- **Exercise details**: Convert every line of the records below into a JSON list of strings, one string per line, leaving out blank lines and any pictures.

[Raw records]
----

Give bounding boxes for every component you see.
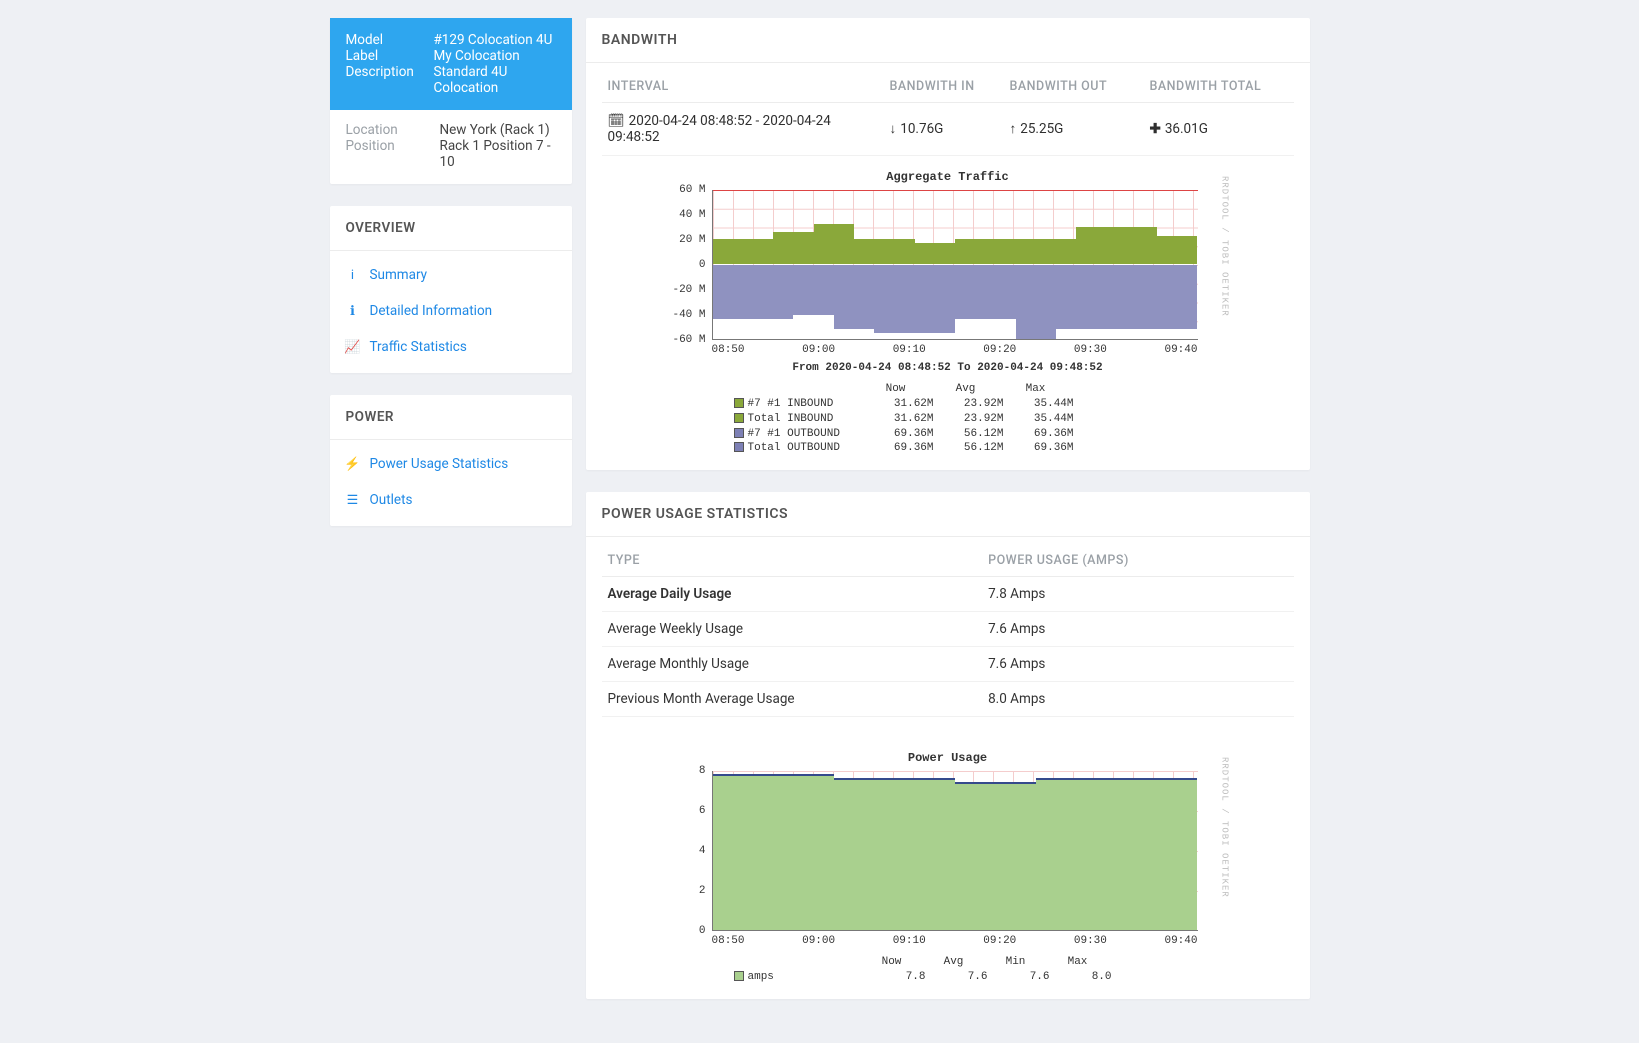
bw-interval: 2020-04-24 08:48:52 - 2020-04-24 09:48:5… bbox=[608, 113, 831, 145]
bandwidth-table: INTERVAL BANDWITH IN BANDWITH OUT BANDWI… bbox=[602, 71, 1294, 156]
bw-out: 25.25G bbox=[1020, 121, 1063, 137]
power-panel: POWER ⚡ Power Usage Statistics ☰ Outlets bbox=[330, 395, 572, 526]
power-card: POWER USAGE STATISTICS TYPE POWER USAGE … bbox=[586, 492, 1310, 999]
power-table: TYPE POWER USAGE (AMPS) Average Daily Us… bbox=[602, 545, 1294, 717]
chart-line-icon: 📈 bbox=[346, 340, 360, 355]
power-legend: NowAvgMinMaxamps7.87.67.68.0 bbox=[734, 955, 1228, 985]
sidebar-item-label: Detailed Information bbox=[370, 303, 493, 319]
info-icon: i bbox=[346, 268, 360, 283]
table-row: Average Daily Usage7.8 Amps bbox=[602, 577, 1294, 612]
power-chart-title: Power Usage bbox=[668, 751, 1228, 765]
pw-type: Previous Month Average Usage bbox=[602, 682, 983, 717]
traffic-x-axis: 08:5009:0009:1009:2009:3009:40 bbox=[712, 344, 1198, 356]
list-icon: ☰ bbox=[346, 493, 360, 508]
sidebar-item-label: Outlets bbox=[370, 492, 413, 508]
power-y-axis: 86420 bbox=[668, 771, 710, 921]
traffic-y-axis: 60 M40 M20 M0-20 M-40 M-60 M bbox=[668, 190, 710, 340]
info-label-label: Label bbox=[346, 48, 434, 64]
info-desc-label: Description bbox=[346, 64, 434, 96]
overview-panel: OVERVIEW i Summary ℹ Detailed Informatio… bbox=[330, 206, 572, 373]
info-position-value: Rack 1 Position 7 - 10 bbox=[440, 138, 556, 170]
plug-icon: ⚡ bbox=[346, 457, 360, 472]
pw-col-usage: POWER USAGE (AMPS) bbox=[982, 545, 1293, 577]
rrdtool-label: RRDTOOL / TOBI OETIKER bbox=[1220, 176, 1230, 317]
traffic-chart-title: Aggregate Traffic bbox=[668, 170, 1228, 184]
table-row: Average Monthly Usage7.6 Amps bbox=[602, 647, 1294, 682]
pw-usage: 7.6 Amps bbox=[982, 647, 1293, 682]
bw-in: 10.76G bbox=[900, 121, 943, 137]
sidebar-item-label: Traffic Statistics bbox=[370, 339, 467, 355]
bw-col-out: BANDWITH OUT bbox=[1004, 71, 1144, 103]
traffic-chart-subtitle: From 2020-04-24 08:48:52 To 2020-04-24 0… bbox=[668, 362, 1228, 374]
bw-col-in: BANDWITH IN bbox=[884, 71, 1004, 103]
info-location-label: Location bbox=[346, 122, 440, 138]
threshold-line bbox=[713, 190, 1198, 191]
table-row: Previous Month Average Usage8.0 Amps bbox=[602, 682, 1294, 717]
calendar-icon: 🗓 bbox=[608, 113, 625, 129]
info-circle-icon: ℹ bbox=[346, 304, 360, 319]
sidebar-item-traffic[interactable]: 📈 Traffic Statistics bbox=[330, 329, 572, 365]
power-title: POWER bbox=[330, 395, 572, 440]
bandwidth-title: BANDWITH bbox=[586, 18, 1310, 63]
info-position-label: Position bbox=[346, 138, 440, 170]
table-row: Average Weekly Usage7.6 Amps bbox=[602, 612, 1294, 647]
power-card-title: POWER USAGE STATISTICS bbox=[586, 492, 1310, 537]
info-desc-value: Standard 4U Colocation bbox=[434, 64, 556, 96]
bandwidth-card: BANDWITH INTERVAL BANDWITH IN BANDWITH O… bbox=[586, 18, 1310, 470]
bw-col-interval: INTERVAL bbox=[602, 71, 884, 103]
arrow-up-icon: ↑ bbox=[1010, 121, 1017, 137]
sidebar-item-details[interactable]: ℹ Detailed Information bbox=[330, 293, 572, 329]
pw-type: Average Weekly Usage bbox=[602, 612, 983, 647]
table-row: 🗓2020-04-24 08:48:52 - 2020-04-24 09:48:… bbox=[602, 103, 1294, 156]
power-x-axis: 08:5009:0009:1009:2009:3009:40 bbox=[712, 935, 1198, 947]
pw-col-type: TYPE bbox=[602, 545, 983, 577]
plus-icon: ✚ bbox=[1150, 121, 1161, 137]
traffic-plot-area bbox=[712, 190, 1198, 340]
power-plot-area bbox=[712, 771, 1198, 931]
traffic-chart: Aggregate Traffic 60 M40 M20 M0-20 M-40 … bbox=[668, 166, 1228, 456]
bw-total: 36.01G bbox=[1165, 121, 1208, 137]
sidebar-item-powerstats[interactable]: ⚡ Power Usage Statistics bbox=[330, 446, 572, 482]
sidebar-item-summary[interactable]: i Summary bbox=[330, 257, 572, 293]
pw-usage: 8.0 Amps bbox=[982, 682, 1293, 717]
overview-title: OVERVIEW bbox=[330, 206, 572, 251]
pw-usage: 7.6 Amps bbox=[982, 612, 1293, 647]
pw-usage: 7.8 Amps bbox=[982, 577, 1293, 612]
pw-type: Average Daily Usage bbox=[602, 577, 983, 612]
sidebar-item-label: Power Usage Statistics bbox=[370, 456, 509, 472]
sidebar-item-outlets[interactable]: ☰ Outlets bbox=[330, 482, 572, 518]
pw-type: Average Monthly Usage bbox=[602, 647, 983, 682]
sidebar-item-label: Summary bbox=[370, 267, 428, 283]
info-label-value: My Colocation bbox=[434, 48, 556, 64]
arrow-down-icon: ↓ bbox=[890, 121, 897, 137]
info-location-value: New York (Rack 1) bbox=[440, 122, 556, 138]
colocation-info-card: Model#129 Colocation 4U LabelMy Colocati… bbox=[330, 18, 572, 184]
info-model-label: Model bbox=[346, 32, 434, 48]
traffic-legend: NowAvgMax#7 #1 INBOUND31.62M23.92M35.44M… bbox=[734, 382, 1228, 456]
rrdtool-label: RRDTOOL / TOBI OETIKER bbox=[1220, 757, 1230, 898]
power-chart: Power Usage 86420 08:5009:0009:1009:2009… bbox=[668, 747, 1228, 985]
info-model-value: #129 Colocation 4U bbox=[434, 32, 556, 48]
bw-col-total: BANDWITH TOTAL bbox=[1144, 71, 1294, 103]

----

- **Answer to the problem**:
[
  "Give bounding boxes for every component you see.",
  "bw-interval: 2020-04-24 08:48:52 - 2020-04-24 09:48:5… bbox=[608, 113, 831, 145]",
  "bandwidth-table: INTERVAL BANDWITH IN BANDWITH OUT BANDWI… bbox=[602, 71, 1294, 156]",
  "bw-out: 25.25G bbox=[1020, 121, 1063, 137]",
  "power-panel: POWER ⚡ Power Usage Statistics ☰ Outlets bbox=[330, 395, 572, 526]",
  "power-card: POWER USAGE STATISTICS TYPE POWER USAGE … bbox=[586, 492, 1310, 999]",
  "power-table: TYPE POWER USAGE (AMPS) Average Daily Us… bbox=[602, 545, 1294, 717]",
  "chart-line-icon: 📈 bbox=[346, 340, 360, 355]",
  "power-legend: NowAvgMinMaxamps7.87.67.68.0 bbox=[734, 955, 1228, 985]",
  "sidebar-item-label: Detailed Information bbox=[370, 303, 493, 319]",
  "info-icon: i bbox=[346, 268, 360, 283]",
  "table-row: Average Daily Usage7.8 Amps bbox=[602, 577, 1294, 612]",
  "power-chart-title: Power Usage bbox=[668, 751, 1228, 765]",
  "pw-type: Previous Month Average Usage bbox=[602, 682, 983, 717]",
  "traffic-x-axis: 08:5009:0009:1009:2009:3009:40 bbox=[712, 344, 1198, 356]",
  "list-icon: ☰ bbox=[346, 493, 360, 508]",
  "sidebar-item-label: Outlets bbox=[370, 492, 413, 508]",
  "power-y-axis: 86420 bbox=[668, 771, 710, 921]",
  "traffic-y-axis: 60 M40 M20 M0-20 M-40 M-60 M bbox=[668, 190, 710, 340]",
  "info-label-label: Label bbox=[346, 48, 434, 64]",
  "info-desc-label: Description bbox=[346, 64, 434, 96]",
  "overview-panel: OVERVIEW i Summary ℹ Detailed Informatio… bbox=[330, 206, 572, 373]",
  "info-position-value: Rack 1 Position 7 - 10 bbox=[440, 138, 556, 170]",
  "plug-icon: ⚡ bbox=[346, 457, 360, 472]",
  "pw-col-usage: POWER USAGE (AMPS) bbox=[982, 545, 1293, 577]",
  "rrdtool-label: RRDTOOL / TOBI OETIKER bbox=[1220, 176, 1230, 317]",
  "traffic-chart-title: Aggregate Traffic bbox=[668, 170, 1228, 184]",
  "table-row: Average Monthly Usage7.6 Amps bbox=[602, 647, 1294, 682]",
  "pw-usage: 7.6 Amps bbox=[982, 647, 1293, 682]",
  "bw-in: 10.76G bbox=[900, 121, 943, 137]",
  "sidebar-item-label: Traffic Statistics bbox=[370, 339, 467, 355]",
  "bw-col-out: BANDWITH OUT bbox=[1004, 71, 1144, 103]",
  "traffic-chart-subtitle: From 2020-04-24 08:48:52 To 2020-04-24 0… bbox=[668, 362, 1228, 374]",
  "bw-col-in: BANDWITH IN bbox=[884, 71, 1004, 103]",
  "info-location-label: Location bbox=[346, 122, 440, 138]",
  "threshold-line bbox=[713, 190, 1198, 191]",
  "table-row: Previous Month Average Usage8.0 Amps bbox=[602, 682, 1294, 717]",
  "calendar-icon: 🗓 bbox=[608, 113, 625, 129]",
  "info-circle-icon: ℹ bbox=[346, 304, 360, 319]",
  "sidebar-item-traffic[interactable]: 📈 Traffic Statistics bbox=[330, 329, 572, 365]",
  "power-title: POWER bbox=[330, 395, 572, 440]",
  "bandwidth-title: BANDWITH bbox=[586, 18, 1310, 63]",
  "info-position-label: Position bbox=[346, 138, 440, 170]",
  "table-row: Average Weekly Usage7.6 Amps bbox=[602, 612, 1294, 647]",
  "power-card-title: POWER USAGE STATISTICS bbox=[586, 492, 1310, 537]",
  "info-desc-value: Standard 4U Colocation bbox=[434, 64, 556, 96]",
  "bandwidth-card: BANDWITH INTERVAL BANDWITH IN BANDWITH O… bbox=[586, 18, 1310, 470]",
  "bw-col-interval: INTERVAL bbox=[602, 71, 884, 103]",
  "arrow-up-icon: ↑ bbox=[1010, 121, 1017, 137]",
  "sidebar-item-details[interactable]: ℹ Detailed Information bbox=[330, 293, 572, 329]",
  "pw-type: Average Weekly Usage bbox=[602, 612, 983, 647]",
  "table-row: 🗓2020-04-24 08:48:52 - 2020-04-24 09:48:… bbox=[602, 103, 1294, 156]",
  "power-x-axis: 08:5009:0009:1009:2009:3009:40 bbox=[712, 935, 1198, 947]",
  "pw-col-type: TYPE bbox=[602, 545, 983, 577]",
  "plus-icon: ✚ bbox=[1150, 121, 1161, 137]",
  "traffic-plot-area bbox=[712, 190, 1198, 340]",
  "power-plot-area bbox=[712, 771, 1198, 931]",
  "traffic-chart: Aggregate Traffic 60 M40 M20 M0-20 M-40 … bbox=[668, 166, 1228, 456]",
  "bw-total: 36.01G bbox=[1165, 121, 1208, 137]",
  "sidebar-item-powerstats[interactable]: ⚡ Power Usage Statistics bbox=[330, 446, 572, 482]",
  "sidebar-item-summary[interactable]: i Summary bbox=[330, 257, 572, 293]",
  "pw-usage: 8.0 Amps bbox=[982, 682, 1293, 717]",
  "overview-title: OVERVIEW bbox=[330, 206, 572, 251]",
  "pw-usage: 7.6 Amps bbox=[982, 612, 1293, 647]",
  "pw-usage: 7.8 Amps bbox=[982, 577, 1293, 612]",
  "pw-type: Average Daily Usage bbox=[602, 577, 983, 612]",
  "sidebar-item-label: Power Usage Statistics bbox=[370, 456, 509, 472]",
  "sidebar-item-outlets[interactable]: ☰ Outlets bbox=[330, 482, 572, 518]",
  "pw-type: Average Monthly Usage bbox=[602, 647, 983, 682]",
  "sidebar-item-label: Summary bbox=[370, 267, 428, 283]",
  "info-label-value: My Colocation bbox=[434, 48, 556, 64]",
  "arrow-down-icon: ↓ bbox=[890, 121, 897, 137]",
  "info-location-value: New York (Rack 1) bbox=[440, 122, 556, 138]",
  "colocation-info-card: Model#129 Colocation 4U LabelMy Colocati… bbox=[330, 18, 572, 184]",
  "info-model-label: Model bbox=[346, 32, 434, 48]",
  "traffic-legend: NowAvgMax#7 #1 INBOUND31.62M23.92M35.44M… bbox=[734, 382, 1228, 456]",
  "rrdtool-label: RRDTOOL / TOBI OETIKER bbox=[1220, 757, 1230, 898]",
  "power-chart: Power Usage 86420 08:5009:0009:1009:2009… bbox=[668, 747, 1228, 985]",
  "info-model-value: #129 Colocation 4U bbox=[434, 32, 556, 48]",
  "bw-col-total: BANDWITH TOTAL bbox=[1144, 71, 1294, 103]"
]